------ Data provided ------

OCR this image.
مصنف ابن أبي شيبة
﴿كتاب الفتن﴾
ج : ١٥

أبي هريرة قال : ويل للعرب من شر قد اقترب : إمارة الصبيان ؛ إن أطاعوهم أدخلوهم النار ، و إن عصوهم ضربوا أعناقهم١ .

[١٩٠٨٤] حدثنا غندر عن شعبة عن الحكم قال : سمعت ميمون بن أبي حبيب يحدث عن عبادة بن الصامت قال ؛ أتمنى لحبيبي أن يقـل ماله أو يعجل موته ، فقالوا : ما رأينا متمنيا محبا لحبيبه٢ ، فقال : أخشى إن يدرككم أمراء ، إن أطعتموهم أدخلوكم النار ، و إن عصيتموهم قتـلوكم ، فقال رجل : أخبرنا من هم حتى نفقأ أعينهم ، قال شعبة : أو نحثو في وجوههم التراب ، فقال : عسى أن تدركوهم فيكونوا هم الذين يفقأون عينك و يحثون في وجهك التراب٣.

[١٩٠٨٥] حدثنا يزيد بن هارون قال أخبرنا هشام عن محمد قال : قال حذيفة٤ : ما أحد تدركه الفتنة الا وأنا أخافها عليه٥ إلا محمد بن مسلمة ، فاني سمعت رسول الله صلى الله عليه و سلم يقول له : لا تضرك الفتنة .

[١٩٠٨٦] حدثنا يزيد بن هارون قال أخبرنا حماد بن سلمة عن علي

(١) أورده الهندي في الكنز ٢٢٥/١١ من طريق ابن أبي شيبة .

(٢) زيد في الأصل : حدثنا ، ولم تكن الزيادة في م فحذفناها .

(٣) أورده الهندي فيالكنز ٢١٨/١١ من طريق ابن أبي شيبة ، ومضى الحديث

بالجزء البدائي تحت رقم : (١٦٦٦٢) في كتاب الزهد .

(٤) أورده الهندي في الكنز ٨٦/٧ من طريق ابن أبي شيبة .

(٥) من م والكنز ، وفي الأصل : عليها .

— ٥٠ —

------

What you have to do |
Output every record above exactly as it appears.

Correct result |
OCR this image.
مصنف ابن أبي شيبة
﴿كتاب الفتن﴾
ج : ١٥

أبي هريرة قال : ويل للعرب من شر قد اقترب : إمارة الصبيان ؛ إن أطاعوهم أدخلوهم النار ، و إن عصوهم ضربوا أعناقهم١ .

[١٩٠٨٤] حدثنا غندر عن شعبة عن الحكم قال : سمعت ميمون بن أبي حبيب يحدث عن عبادة بن الصامت قال ؛ أتمنى لحبيبي أن يقـل ماله أو يعجل موته ، فقالوا : ما رأينا متمنيا محبا لحبيبه٢ ، فقال : أخشى إن يدرككم أمراء ، إن أطعتموهم أدخلوكم النار ، و إن عصيتموهم قتـلوكم ، فقال رجل : أخبرنا من هم حتى نفقأ أعينهم ، قال شعبة : أو نحثو في وجوههم التراب ، فقال : عسى أن تدركوهم فيكونوا هم الذين يفقأون عينك و يحثون في وجهك التراب٣.

[١٩٠٨٥] حدثنا يزيد بن هارون قال أخبرنا هشام عن محمد قال : قال حذيفة٤ : ما أحد تدركه الفتنة الا وأنا أخافها عليه٥ إلا محمد بن مسلمة ، فاني سمعت رسول الله صلى الله عليه و سلم يقول له : لا تضرك الفتنة .

[١٩٠٨٦] حدثنا يزيد بن هارون قال أخبرنا حماد بن سلمة عن علي

(١) أورده الهندي في الكنز ٢٢٥/١١ من طريق ابن أبي شيبة .

(٢) زيد في الأصل : حدثنا ، ولم تكن الزيادة في م فحذفناها .

(٣) أورده الهندي فيالكنز ٢١٨/١١ من طريق ابن أبي شيبة ، ومضى الحديث

بالجزء البدائي تحت رقم : (١٦٦٦٢) في كتاب الزهد .

(٤) أورده الهندي في الكنز ٨٦/٧ من طريق ابن أبي شيبة .

(٥) من م والكنز ، وفي الأصل : عليها .

— ٥٠ —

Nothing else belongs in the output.